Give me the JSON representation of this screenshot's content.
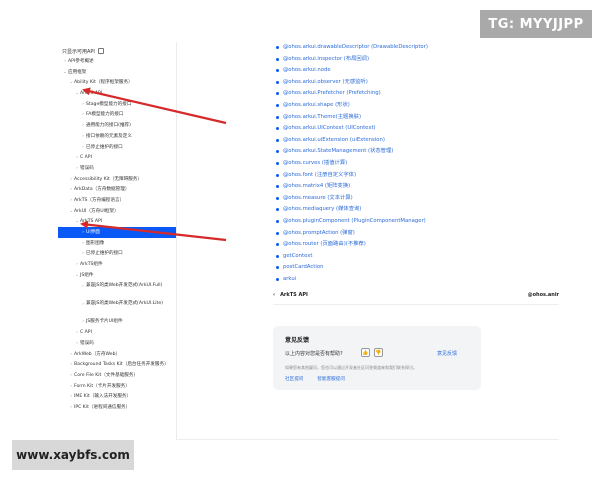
{
  "watermarks": {
    "top_right": "TG: MYYJJPP",
    "bottom_left": "www.xaybfs.com"
  },
  "sidebar": {
    "filter_label": "只显示可用API",
    "items": [
      {
        "label": "API参考概述",
        "depth": 0,
        "chevron": "›"
      },
      {
        "label": "应用框架",
        "depth": 0,
        "chevron": "⌄"
      },
      {
        "label": "Ability Kit（程序框架服务）",
        "depth": 1,
        "chevron": "⌄"
      },
      {
        "label": "ArkTS API",
        "depth": 2,
        "chevron": "⌄"
      },
      {
        "label": "Stage模型能力的接口",
        "depth": 3,
        "chevron": "›"
      },
      {
        "label": "FA模型能力的接口",
        "depth": 3,
        "chevron": "›"
      },
      {
        "label": "通用能力的接口(推荐)",
        "depth": 3,
        "chevron": "›"
      },
      {
        "label": "接口依赖的元素及定义",
        "depth": 3,
        "chevron": "›"
      },
      {
        "label": "已停止维护的接口",
        "depth": 3,
        "chevron": "›"
      },
      {
        "label": "C API",
        "depth": 2,
        "chevron": "›"
      },
      {
        "label": "错误码",
        "depth": 2,
        "chevron": "›"
      },
      {
        "label": "Accessibility Kit（无障碍服务）",
        "depth": 1,
        "chevron": "›"
      },
      {
        "label": "ArkData（方舟数据管理）",
        "depth": 1,
        "chevron": "›"
      },
      {
        "label": "ArkTS（方舟编程语言）",
        "depth": 1,
        "chevron": "›"
      },
      {
        "label": "ArkUI（方舟UI框架）",
        "depth": 1,
        "chevron": "⌄"
      },
      {
        "label": "ArkTS API",
        "depth": 2,
        "chevron": "⌄"
      },
      {
        "label": "UI界面",
        "depth": 3,
        "chevron": "›",
        "selected": true
      },
      {
        "label": "图形图像",
        "depth": 3,
        "chevron": "›"
      },
      {
        "label": "已停止维护的接口",
        "depth": 3,
        "chevron": "›"
      },
      {
        "label": "ArkTS组件",
        "depth": 2,
        "chevron": "›"
      },
      {
        "label": "JS组件",
        "depth": 2,
        "chevron": "⌄"
      },
      {
        "label": "兼容JS的类Web开发范式(ArkUI.Full)",
        "depth": 3,
        "chevron": "›",
        "tall": true
      },
      {
        "label": "兼容JS的类Web开发范式(ArkUI.Lite)",
        "depth": 3,
        "chevron": "›",
        "tall": true
      },
      {
        "label": "JS服务卡片UI组件",
        "depth": 3,
        "chevron": "›"
      },
      {
        "label": "C API",
        "depth": 2,
        "chevron": "›"
      },
      {
        "label": "错误码",
        "depth": 2,
        "chevron": "›"
      },
      {
        "label": "ArkWeb（方舟Web）",
        "depth": 1,
        "chevron": "›"
      },
      {
        "label": "Background Tasks Kit（后台任务开发服务）",
        "depth": 1,
        "chevron": "›"
      },
      {
        "label": "Core File Kit（文件基础服务）",
        "depth": 1,
        "chevron": "›"
      },
      {
        "label": "Form Kit（卡片开发服务）",
        "depth": 1,
        "chevron": "›"
      },
      {
        "label": "IME Kit（输入法开发服务）",
        "depth": 1,
        "chevron": "›"
      },
      {
        "label": "IPC Kit（进程间通信服务）",
        "depth": 1,
        "chevron": "›"
      }
    ]
  },
  "content": {
    "links": [
      "@ohos.arkui.drawableDescriptor (DrawableDescriptor)",
      "@ohos.arkui.inspector (布局回调)",
      "@ohos.arkui.node",
      "@ohos.arkui.observer (无感监听)",
      "@ohos.arkui.Prefetcher (Prefetching)",
      "@ohos.arkui.shape (形状)",
      "@ohos.arkui.Theme(主题换肤)",
      "@ohos.arkui.UIContext (UIContext)",
      "@ohos.arkui.uiExtension (uiExtension)",
      "@ohos.arkui.StateManagement (状态管理)",
      "@ohos.curves (插值计算)",
      "@ohos.font (注册自定义字体)",
      "@ohos.matrix4 (矩阵变换)",
      "@ohos.measure (文本计算)",
      "@ohos.mediaquery (媒体查询)",
      "@ohos.pluginComponent (PluginComponentManager)",
      "@ohos.promptAction (弹窗)",
      "@ohos.router (页面路由)(不推荐)",
      "getContext",
      "postCardAction",
      "arkui"
    ],
    "pager": {
      "prev_arrow": "‹",
      "prev_label": "ArkTS API",
      "next_label": "@ohos.anir"
    },
    "feedback": {
      "title": "意见反馈",
      "question": "以上内容对您是否有帮助?",
      "thumb_up": "👍",
      "thumb_down": "👎",
      "suggest": "意见反馈",
      "note": "如果您有其他疑问，您也可以通过开发者社区问答频道来和我们联系探讨。",
      "link1": "社区提问",
      "link2": "智能客服提问"
    }
  },
  "colors": {
    "accent": "#0a59f7",
    "link": "#2a6ad8",
    "arrow": "#d62a2a"
  }
}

§ Problem to work on
Without including the pictures, return each record above exactly as it stands.

§ Correct response
Give me the JSON representation of this screenshot's content.
{
  "watermarks": {
    "top_right": "TG: MYYJJPP",
    "bottom_left": "www.xaybfs.com"
  },
  "sidebar": {
    "filter_label": "只显示可用API",
    "items": [
      {
        "label": "API参考概述",
        "depth": 0,
        "chevron": "›"
      },
      {
        "label": "应用框架",
        "depth": 0,
        "chevron": "⌄"
      },
      {
        "label": "Ability Kit（程序框架服务）",
        "depth": 1,
        "chevron": "⌄"
      },
      {
        "label": "ArkTS API",
        "depth": 2,
        "chevron": "⌄"
      },
      {
        "label": "Stage模型能力的接口",
        "depth": 3,
        "chevron": "›"
      },
      {
        "label": "FA模型能力的接口",
        "depth": 3,
        "chevron": "›"
      },
      {
        "label": "通用能力的接口(推荐)",
        "depth": 3,
        "chevron": "›"
      },
      {
        "label": "接口依赖的元素及定义",
        "depth": 3,
        "chevron": "›"
      },
      {
        "label": "已停止维护的接口",
        "depth": 3,
        "chevron": "›"
      },
      {
        "label": "C API",
        "depth": 2,
        "chevron": "›"
      },
      {
        "label": "错误码",
        "depth": 2,
        "chevron": "›"
      },
      {
        "label": "Accessibility Kit（无障碍服务）",
        "depth": 1,
        "chevron": "›"
      },
      {
        "label": "ArkData（方舟数据管理）",
        "depth": 1,
        "chevron": "›"
      },
      {
        "label": "ArkTS（方舟编程语言）",
        "depth": 1,
        "chevron": "›"
      },
      {
        "label": "ArkUI（方舟UI框架）",
        "depth": 1,
        "chevron": "⌄"
      },
      {
        "label": "ArkTS API",
        "depth": 2,
        "chevron": "⌄"
      },
      {
        "label": "UI界面",
        "depth": 3,
        "chevron": "›",
        "selected": true
      },
      {
        "label": "图形图像",
        "depth": 3,
        "chevron": "›"
      },
      {
        "label": "已停止维护的接口",
        "depth": 3,
        "chevron": "›"
      },
      {
        "label": "ArkTS组件",
        "depth": 2,
        "chevron": "›"
      },
      {
        "label": "JS组件",
        "depth": 2,
        "chevron": "⌄"
      },
      {
        "label": "兼容JS的类Web开发范式(ArkUI.Full)",
        "depth": 3,
        "chevron": "›",
        "tall": true
      },
      {
        "label": "兼容JS的类Web开发范式(ArkUI.Lite)",
        "depth": 3,
        "chevron": "›",
        "tall": true
      },
      {
        "label": "JS服务卡片UI组件",
        "depth": 3,
        "chevron": "›"
      },
      {
        "label": "C API",
        "depth": 2,
        "chevron": "›"
      },
      {
        "label": "错误码",
        "depth": 2,
        "chevron": "›"
      },
      {
        "label": "ArkWeb（方舟Web）",
        "depth": 1,
        "chevron": "›"
      },
      {
        "label": "Background Tasks Kit（后台任务开发服务）",
        "depth": 1,
        "chevron": "›"
      },
      {
        "label": "Core File Kit（文件基础服务）",
        "depth": 1,
        "chevron": "›"
      },
      {
        "label": "Form Kit（卡片开发服务）",
        "depth": 1,
        "chevron": "›"
      },
      {
        "label": "IME Kit（输入法开发服务）",
        "depth": 1,
        "chevron": "›"
      },
      {
        "label": "IPC Kit（进程间通信服务）",
        "depth": 1,
        "chevron": "›"
      }
    ]
  },
  "content": {
    "links": [
      "@ohos.arkui.drawableDescriptor (DrawableDescriptor)",
      "@ohos.arkui.inspector (布局回调)",
      "@ohos.arkui.node",
      "@ohos.arkui.observer (无感监听)",
      "@ohos.arkui.Prefetcher (Prefetching)",
      "@ohos.arkui.shape (形状)",
      "@ohos.arkui.Theme(主题换肤)",
      "@ohos.arkui.UIContext (UIContext)",
      "@ohos.arkui.uiExtension (uiExtension)",
      "@ohos.arkui.StateManagement (状态管理)",
      "@ohos.curves (插值计算)",
      "@ohos.font (注册自定义字体)",
      "@ohos.matrix4 (矩阵变换)",
      "@ohos.measure (文本计算)",
      "@ohos.mediaquery (媒体查询)",
      "@ohos.pluginComponent (PluginComponentManager)",
      "@ohos.promptAction (弹窗)",
      "@ohos.router (页面路由)(不推荐)",
      "getContext",
      "postCardAction",
      "arkui"
    ],
    "pager": {
      "prev_arrow": "‹",
      "prev_label": "ArkTS API",
      "next_label": "@ohos.anir"
    },
    "feedback": {
      "title": "意见反馈",
      "question": "以上内容对您是否有帮助?",
      "thumb_up": "👍",
      "thumb_down": "👎",
      "suggest": "意见反馈",
      "note": "如果您有其他疑问，您也可以通过开发者社区问答频道来和我们联系探讨。",
      "link1": "社区提问",
      "link2": "智能客服提问"
    }
  },
  "colors": {
    "accent": "#0a59f7",
    "link": "#2a6ad8",
    "arrow": "#d62a2a"
  }
}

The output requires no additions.